Objective :: From the listing below, pull out the lines that hold "valimiseks".

(Stored records)
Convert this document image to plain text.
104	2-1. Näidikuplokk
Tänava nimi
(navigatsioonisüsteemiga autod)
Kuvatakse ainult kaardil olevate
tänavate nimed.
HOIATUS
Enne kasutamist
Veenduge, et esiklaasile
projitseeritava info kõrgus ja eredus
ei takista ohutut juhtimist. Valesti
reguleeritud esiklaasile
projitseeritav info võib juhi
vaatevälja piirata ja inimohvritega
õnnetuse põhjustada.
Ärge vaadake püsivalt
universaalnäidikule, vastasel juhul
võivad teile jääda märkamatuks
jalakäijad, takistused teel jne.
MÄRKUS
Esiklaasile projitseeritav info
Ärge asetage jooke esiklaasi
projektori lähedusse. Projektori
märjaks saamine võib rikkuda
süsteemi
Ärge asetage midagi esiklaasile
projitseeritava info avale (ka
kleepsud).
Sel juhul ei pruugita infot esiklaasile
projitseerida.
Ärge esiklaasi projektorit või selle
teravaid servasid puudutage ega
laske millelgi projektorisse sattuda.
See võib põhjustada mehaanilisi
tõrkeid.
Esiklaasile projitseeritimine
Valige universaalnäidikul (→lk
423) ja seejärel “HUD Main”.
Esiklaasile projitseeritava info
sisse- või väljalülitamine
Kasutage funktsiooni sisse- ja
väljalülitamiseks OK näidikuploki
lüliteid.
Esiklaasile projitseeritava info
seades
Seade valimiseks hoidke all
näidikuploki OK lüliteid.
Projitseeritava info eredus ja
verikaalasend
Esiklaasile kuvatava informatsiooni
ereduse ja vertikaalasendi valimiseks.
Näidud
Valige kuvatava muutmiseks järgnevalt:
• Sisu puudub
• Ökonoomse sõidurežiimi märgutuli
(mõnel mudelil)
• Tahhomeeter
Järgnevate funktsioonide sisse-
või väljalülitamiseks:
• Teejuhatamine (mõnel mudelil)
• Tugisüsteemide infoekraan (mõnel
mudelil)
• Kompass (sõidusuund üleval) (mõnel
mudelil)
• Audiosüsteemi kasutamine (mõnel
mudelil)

* * *

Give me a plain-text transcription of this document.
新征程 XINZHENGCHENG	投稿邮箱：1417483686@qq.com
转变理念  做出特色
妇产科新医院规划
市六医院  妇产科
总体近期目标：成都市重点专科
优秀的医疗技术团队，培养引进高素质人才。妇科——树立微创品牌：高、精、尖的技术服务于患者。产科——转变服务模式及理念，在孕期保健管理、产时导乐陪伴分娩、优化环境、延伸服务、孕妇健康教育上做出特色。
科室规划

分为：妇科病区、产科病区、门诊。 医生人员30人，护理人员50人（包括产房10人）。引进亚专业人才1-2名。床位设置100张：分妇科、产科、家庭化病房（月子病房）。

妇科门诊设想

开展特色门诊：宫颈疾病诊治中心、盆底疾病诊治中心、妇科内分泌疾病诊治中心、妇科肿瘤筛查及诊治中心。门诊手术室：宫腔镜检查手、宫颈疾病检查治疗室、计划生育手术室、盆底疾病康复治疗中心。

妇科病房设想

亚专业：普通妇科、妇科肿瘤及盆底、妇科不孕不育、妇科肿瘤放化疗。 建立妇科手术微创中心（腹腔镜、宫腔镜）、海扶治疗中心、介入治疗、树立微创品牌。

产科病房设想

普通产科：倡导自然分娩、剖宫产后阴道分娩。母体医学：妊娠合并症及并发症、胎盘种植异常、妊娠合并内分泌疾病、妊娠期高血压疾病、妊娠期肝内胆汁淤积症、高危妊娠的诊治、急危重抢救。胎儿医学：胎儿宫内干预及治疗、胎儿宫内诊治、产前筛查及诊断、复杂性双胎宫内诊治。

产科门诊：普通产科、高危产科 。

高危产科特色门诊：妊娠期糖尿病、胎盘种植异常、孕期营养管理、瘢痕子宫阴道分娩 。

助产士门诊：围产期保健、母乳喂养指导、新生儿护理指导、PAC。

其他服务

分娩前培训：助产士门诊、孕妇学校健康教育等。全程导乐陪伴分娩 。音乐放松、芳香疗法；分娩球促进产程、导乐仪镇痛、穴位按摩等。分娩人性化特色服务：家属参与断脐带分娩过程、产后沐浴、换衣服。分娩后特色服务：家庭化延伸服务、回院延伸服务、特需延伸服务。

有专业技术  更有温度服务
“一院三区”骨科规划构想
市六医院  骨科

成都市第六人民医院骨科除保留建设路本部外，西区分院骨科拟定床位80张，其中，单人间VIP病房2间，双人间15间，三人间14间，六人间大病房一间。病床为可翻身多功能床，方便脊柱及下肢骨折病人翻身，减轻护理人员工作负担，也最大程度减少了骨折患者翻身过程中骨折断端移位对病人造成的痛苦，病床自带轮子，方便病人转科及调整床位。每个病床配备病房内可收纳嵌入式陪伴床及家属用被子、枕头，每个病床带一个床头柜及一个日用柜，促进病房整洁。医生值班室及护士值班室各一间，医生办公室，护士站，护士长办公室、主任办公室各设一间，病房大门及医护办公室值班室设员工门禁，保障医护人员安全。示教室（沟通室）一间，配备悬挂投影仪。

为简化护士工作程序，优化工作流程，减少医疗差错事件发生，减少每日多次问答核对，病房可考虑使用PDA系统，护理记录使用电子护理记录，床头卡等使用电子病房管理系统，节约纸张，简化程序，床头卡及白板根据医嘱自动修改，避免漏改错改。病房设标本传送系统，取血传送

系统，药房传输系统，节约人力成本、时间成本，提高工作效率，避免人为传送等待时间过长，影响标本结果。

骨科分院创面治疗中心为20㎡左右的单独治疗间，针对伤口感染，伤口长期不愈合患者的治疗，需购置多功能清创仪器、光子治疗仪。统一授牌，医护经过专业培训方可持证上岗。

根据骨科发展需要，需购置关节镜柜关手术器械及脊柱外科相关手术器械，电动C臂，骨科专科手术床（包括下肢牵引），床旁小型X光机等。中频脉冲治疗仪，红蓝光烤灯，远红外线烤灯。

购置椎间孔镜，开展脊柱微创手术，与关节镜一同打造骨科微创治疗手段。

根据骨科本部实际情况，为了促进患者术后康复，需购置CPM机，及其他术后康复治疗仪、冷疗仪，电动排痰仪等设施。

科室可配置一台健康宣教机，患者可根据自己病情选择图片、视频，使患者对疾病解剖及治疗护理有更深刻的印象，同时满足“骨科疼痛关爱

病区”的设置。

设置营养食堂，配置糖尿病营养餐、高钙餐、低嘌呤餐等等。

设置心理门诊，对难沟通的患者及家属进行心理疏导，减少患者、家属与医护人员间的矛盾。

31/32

Solved problem ::
Seade valimiseks hoidke all
ereduse ja vertikaalasendi valimiseks.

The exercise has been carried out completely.